_HOW TO COMPLETE THIS TASK_
Translate into Spanish this sentence from the COX-2 inhibitor classification abstract below: "The models developed in this study could serve as useful tools for compound screening prior to lab tests."

_EXCERPT PROVIDED_

Classification of Cyclooxygenase‑2 Inhibitors Using Support Vector Machine and Random Forest Methods
datasetposted on 14.02.2019, 00:00 by Zijian Qin, Yao Xi, Shengde Zhang, Guiping Tu, Aixia Yan
This work reports the classification study conducted on the biggest COX-2 inhibitor data set so far. Using 2925 diverse COX-2 inhibitors collected from 168 pieces of literature, we applied machine learning methods, support vector machine (SVM) and random forest (RF), to develop 12 classification models. The best SVM and RF models resulted in MCC values of 0.73 and 0.72, respectively. The 2925 COX-2 inhibitors were reduced to a data set of 1630 molecules by removing intermediately active inhibitors, and 12 new classification models were constructed, yielding MCC values above 0.72. The best MCC value of the external test set was predicted to be 0.68 by the RF model using ECFP_4 fingerprints. Moreover, the 2925 COX-2 inhibitors were clustered into eight subsets, and the structural features of each subset were investigated. We identified substructures important for activity including halogen, carboxyl, sulfonamide, and methanesulfonyl groups, as well as the aromatic nitrogen atoms. The models developed in this study could serve as useful tools for compound screening prior to lab tests.

_Data for recognizing document structure_

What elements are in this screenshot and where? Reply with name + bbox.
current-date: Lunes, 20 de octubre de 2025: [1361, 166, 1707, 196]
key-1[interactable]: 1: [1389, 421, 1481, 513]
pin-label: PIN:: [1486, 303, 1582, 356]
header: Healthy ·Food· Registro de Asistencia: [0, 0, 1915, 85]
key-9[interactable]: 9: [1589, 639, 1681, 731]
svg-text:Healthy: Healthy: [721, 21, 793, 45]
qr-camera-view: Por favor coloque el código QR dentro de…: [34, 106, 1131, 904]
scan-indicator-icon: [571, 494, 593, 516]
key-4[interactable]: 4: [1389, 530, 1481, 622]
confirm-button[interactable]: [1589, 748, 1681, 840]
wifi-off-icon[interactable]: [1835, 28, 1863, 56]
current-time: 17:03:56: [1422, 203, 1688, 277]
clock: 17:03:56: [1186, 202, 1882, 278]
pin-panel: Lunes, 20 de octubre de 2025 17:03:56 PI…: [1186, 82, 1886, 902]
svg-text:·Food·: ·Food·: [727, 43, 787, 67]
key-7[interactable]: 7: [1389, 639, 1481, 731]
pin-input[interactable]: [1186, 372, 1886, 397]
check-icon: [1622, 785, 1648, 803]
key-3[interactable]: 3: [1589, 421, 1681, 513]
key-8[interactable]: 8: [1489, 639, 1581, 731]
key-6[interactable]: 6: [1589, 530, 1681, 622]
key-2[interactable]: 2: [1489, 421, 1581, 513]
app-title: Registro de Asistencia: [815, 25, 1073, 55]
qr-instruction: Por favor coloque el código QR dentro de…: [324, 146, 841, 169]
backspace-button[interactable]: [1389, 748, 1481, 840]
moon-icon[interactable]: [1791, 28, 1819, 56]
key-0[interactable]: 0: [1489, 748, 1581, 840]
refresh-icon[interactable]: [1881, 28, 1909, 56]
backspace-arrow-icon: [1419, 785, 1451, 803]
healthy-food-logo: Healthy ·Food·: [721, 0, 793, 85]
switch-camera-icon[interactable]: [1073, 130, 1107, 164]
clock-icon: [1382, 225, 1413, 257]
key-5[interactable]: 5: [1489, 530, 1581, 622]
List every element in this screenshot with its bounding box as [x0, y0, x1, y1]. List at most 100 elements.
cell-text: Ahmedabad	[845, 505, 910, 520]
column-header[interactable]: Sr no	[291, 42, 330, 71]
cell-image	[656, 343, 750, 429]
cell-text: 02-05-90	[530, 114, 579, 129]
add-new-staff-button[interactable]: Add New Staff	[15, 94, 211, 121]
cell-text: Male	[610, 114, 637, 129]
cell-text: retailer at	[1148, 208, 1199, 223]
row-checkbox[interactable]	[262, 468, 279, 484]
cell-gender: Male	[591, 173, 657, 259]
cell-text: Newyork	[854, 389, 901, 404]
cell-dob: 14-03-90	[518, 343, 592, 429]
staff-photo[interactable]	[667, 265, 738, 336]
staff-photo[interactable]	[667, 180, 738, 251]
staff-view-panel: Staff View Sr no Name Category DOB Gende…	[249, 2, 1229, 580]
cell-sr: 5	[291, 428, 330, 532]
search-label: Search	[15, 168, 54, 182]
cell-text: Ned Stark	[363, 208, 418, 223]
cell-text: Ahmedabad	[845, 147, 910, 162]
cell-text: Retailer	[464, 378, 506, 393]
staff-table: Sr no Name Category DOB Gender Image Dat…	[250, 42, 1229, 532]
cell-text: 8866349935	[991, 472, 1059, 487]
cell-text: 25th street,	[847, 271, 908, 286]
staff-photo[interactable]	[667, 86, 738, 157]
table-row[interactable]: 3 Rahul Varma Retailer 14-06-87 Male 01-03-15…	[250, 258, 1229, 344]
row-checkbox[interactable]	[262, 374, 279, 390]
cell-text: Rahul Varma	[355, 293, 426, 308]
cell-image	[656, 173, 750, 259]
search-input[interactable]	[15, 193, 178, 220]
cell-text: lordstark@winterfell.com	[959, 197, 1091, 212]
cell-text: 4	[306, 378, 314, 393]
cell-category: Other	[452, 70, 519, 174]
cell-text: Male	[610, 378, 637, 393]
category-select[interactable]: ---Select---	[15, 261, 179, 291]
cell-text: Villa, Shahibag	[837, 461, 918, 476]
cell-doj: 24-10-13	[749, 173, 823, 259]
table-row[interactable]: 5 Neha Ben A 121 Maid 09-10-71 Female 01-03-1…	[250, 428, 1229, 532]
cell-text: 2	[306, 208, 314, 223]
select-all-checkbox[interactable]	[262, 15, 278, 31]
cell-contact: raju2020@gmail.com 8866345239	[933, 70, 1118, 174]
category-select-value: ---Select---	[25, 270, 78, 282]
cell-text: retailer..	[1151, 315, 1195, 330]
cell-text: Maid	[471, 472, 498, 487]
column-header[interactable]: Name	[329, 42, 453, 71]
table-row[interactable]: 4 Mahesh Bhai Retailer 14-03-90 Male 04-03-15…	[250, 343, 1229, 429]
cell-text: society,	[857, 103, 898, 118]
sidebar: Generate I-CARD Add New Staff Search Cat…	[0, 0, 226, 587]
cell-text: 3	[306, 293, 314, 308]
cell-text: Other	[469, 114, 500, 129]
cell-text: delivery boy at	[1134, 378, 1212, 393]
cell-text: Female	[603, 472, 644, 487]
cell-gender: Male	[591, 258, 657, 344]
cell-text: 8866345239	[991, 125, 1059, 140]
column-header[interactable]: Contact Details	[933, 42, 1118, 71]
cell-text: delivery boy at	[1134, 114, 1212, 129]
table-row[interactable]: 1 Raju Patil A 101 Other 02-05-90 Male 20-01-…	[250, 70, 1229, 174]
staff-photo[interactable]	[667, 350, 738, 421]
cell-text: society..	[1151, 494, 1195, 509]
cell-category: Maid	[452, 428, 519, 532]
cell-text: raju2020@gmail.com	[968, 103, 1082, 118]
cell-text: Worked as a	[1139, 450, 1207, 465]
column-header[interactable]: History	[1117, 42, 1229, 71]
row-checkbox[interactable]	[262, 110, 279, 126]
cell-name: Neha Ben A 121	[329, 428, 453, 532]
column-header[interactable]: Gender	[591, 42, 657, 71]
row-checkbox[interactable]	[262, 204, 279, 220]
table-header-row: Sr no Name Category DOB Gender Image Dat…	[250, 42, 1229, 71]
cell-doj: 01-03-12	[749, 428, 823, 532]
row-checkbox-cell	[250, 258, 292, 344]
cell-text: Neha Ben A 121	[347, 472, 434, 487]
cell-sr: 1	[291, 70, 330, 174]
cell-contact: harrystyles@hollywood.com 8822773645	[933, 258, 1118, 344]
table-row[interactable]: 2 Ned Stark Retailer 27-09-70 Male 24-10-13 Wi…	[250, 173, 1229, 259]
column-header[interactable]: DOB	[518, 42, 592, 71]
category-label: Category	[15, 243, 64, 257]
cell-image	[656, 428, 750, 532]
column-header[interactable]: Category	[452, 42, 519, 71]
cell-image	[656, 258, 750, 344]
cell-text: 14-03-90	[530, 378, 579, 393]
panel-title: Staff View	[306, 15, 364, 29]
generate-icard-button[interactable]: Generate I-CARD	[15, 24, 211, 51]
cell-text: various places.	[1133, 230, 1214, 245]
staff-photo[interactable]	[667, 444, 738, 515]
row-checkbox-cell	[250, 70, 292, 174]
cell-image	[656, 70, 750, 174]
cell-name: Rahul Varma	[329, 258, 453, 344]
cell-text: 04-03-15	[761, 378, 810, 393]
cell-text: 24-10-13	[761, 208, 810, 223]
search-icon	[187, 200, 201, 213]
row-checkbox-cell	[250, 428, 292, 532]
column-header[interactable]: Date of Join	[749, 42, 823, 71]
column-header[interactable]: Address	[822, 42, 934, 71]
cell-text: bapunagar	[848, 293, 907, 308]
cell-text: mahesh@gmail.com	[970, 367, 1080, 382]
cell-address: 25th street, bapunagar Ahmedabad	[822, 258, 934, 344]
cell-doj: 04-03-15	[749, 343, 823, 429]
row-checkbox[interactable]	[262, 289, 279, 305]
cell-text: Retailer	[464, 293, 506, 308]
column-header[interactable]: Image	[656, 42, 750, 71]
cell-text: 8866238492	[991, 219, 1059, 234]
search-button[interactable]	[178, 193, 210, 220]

_RESULT FOR THIS TASK_
Los modelos desarrollados en este estudio podrían servir como herramientas útiles para el cribado de compuestos antes de las pruebas de laboratorio.